Aim of the task:
Each record below should appear again exactly as written.

Material for this exercise:
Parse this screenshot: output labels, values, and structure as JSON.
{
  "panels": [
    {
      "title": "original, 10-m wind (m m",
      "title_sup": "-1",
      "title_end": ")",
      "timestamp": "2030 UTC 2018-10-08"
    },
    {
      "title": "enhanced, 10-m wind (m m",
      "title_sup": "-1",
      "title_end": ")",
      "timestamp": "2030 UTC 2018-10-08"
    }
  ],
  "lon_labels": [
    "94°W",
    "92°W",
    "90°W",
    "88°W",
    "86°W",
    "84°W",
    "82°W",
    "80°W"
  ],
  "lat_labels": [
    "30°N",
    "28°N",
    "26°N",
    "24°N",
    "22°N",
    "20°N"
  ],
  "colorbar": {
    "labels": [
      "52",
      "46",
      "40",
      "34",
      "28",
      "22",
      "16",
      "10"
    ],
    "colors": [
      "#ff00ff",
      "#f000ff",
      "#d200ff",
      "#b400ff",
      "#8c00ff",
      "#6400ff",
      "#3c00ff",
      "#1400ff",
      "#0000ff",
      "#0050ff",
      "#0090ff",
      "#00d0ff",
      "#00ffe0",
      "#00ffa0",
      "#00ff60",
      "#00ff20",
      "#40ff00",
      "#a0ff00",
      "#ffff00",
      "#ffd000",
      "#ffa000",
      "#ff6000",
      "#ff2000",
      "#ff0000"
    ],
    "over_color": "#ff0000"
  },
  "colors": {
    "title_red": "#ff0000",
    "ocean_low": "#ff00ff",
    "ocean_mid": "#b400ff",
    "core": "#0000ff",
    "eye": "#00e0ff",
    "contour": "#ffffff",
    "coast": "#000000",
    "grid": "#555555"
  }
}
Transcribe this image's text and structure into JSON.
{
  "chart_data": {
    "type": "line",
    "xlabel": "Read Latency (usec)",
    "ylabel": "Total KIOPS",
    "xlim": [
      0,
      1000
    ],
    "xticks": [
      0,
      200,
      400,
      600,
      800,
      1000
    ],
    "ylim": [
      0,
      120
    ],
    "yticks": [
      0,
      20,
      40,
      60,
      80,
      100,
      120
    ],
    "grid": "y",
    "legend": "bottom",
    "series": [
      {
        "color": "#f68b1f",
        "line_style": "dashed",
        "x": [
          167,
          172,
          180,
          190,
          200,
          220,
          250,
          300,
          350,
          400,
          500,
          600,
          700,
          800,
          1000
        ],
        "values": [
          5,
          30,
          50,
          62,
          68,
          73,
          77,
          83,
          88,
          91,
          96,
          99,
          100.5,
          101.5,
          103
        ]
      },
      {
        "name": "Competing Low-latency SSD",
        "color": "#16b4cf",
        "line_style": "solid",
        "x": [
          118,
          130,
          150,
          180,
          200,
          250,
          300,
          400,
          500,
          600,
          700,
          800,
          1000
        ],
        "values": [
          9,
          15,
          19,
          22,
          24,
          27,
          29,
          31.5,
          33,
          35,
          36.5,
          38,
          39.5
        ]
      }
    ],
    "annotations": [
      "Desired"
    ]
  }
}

Problem solution:
Parse this screenshot: output labels, values, and structure as JSON.
{
  "panels": [
    {
      "title": "original, 10-m wind (m m",
      "title_sup": "-1",
      "title_end": ")",
      "timestamp": "2030 UTC 2018-10-08"
    },
    {
      "title": "enhanced, 10-m wind (m m",
      "title_sup": "-1",
      "title_end": ")",
      "timestamp": "2030 UTC 2018-10-08"
    }
  ],
  "lon_labels": [
    "94°W",
    "92°W",
    "90°W",
    "88°W",
    "86°W",
    "84°W",
    "82°W",
    "80°W"
  ],
  "lat_labels": [
    "30°N",
    "28°N",
    "26°N",
    "24°N",
    "22°N",
    "20°N"
  ],
  "colorbar": {
    "labels": [
      "52",
      "46",
      "40",
      "34",
      "28",
      "22",
      "16",
      "10"
    ],
    "colors": [
      "#ff00ff",
      "#f000ff",
      "#d200ff",
      "#b400ff",
      "#8c00ff",
      "#6400ff",
      "#3c00ff",
      "#1400ff",
      "#0000ff",
      "#0050ff",
      "#0090ff",
      "#00d0ff",
      "#00ffe0",
      "#00ffa0",
      "#00ff60",
      "#00ff20",
      "#40ff00",
      "#a0ff00",
      "#ffff00",
      "#ffd000",
      "#ffa000",
      "#ff6000",
      "#ff2000",
      "#ff0000"
    ],
    "over_color": "#ff0000"
  },
  "colors": {
    "title_red": "#ff0000",
    "ocean_low": "#ff00ff",
    "ocean_mid": "#b400ff",
    "core": "#0000ff",
    "eye": "#00e0ff",
    "contour": "#ffffff",
    "coast": "#000000",
    "grid": "#555555"
  }
}
Transcribe this image's text and structure into JSON.
{
  "chart_data": {
    "type": "line",
    "xlabel": "Read Latency (usec)",
    "ylabel": "Total KIOPS",
    "xlim": [
      0,
      1000
    ],
    "xticks": [
      0,
      200,
      400,
      600,
      800,
      1000
    ],
    "ylim": [
      0,
      120
    ],
    "yticks": [
      0,
      20,
      40,
      60,
      80,
      100,
      120
    ],
    "grid": "y",
    "legend": "bottom",
    "series": [
      {
        "color": "#f68b1f",
        "line_style": "dashed",
        "x": [
          167,
          172,
          180,
          190,
          200,
          220,
          250,
          300,
          350,
          400,
          500,
          600,
          700,
          800,
          1000
        ],
        "values": [
          5,
          30,
          50,
          62,
          68,
          73,
          77,
          83,
          88,
          91,
          96,
          99,
          100.5,
          101.5,
          103
        ]
      },
      {
        "name": "Competing Low-latency SSD",
        "color": "#16b4cf",
        "line_style": "solid",
        "x": [
          118,
          130,
          150,
          180,
          200,
          250,
          300,
          400,
          500,
          600,
          700,
          800,
          1000
        ],
        "values": [
          9,
          15,
          19,
          22,
          24,
          27,
          29,
          31.5,
          33,
          35,
          36.5,
          38,
          39.5
        ]
      }
    ],
    "annotations": [
      "Desired"
    ]
  }
}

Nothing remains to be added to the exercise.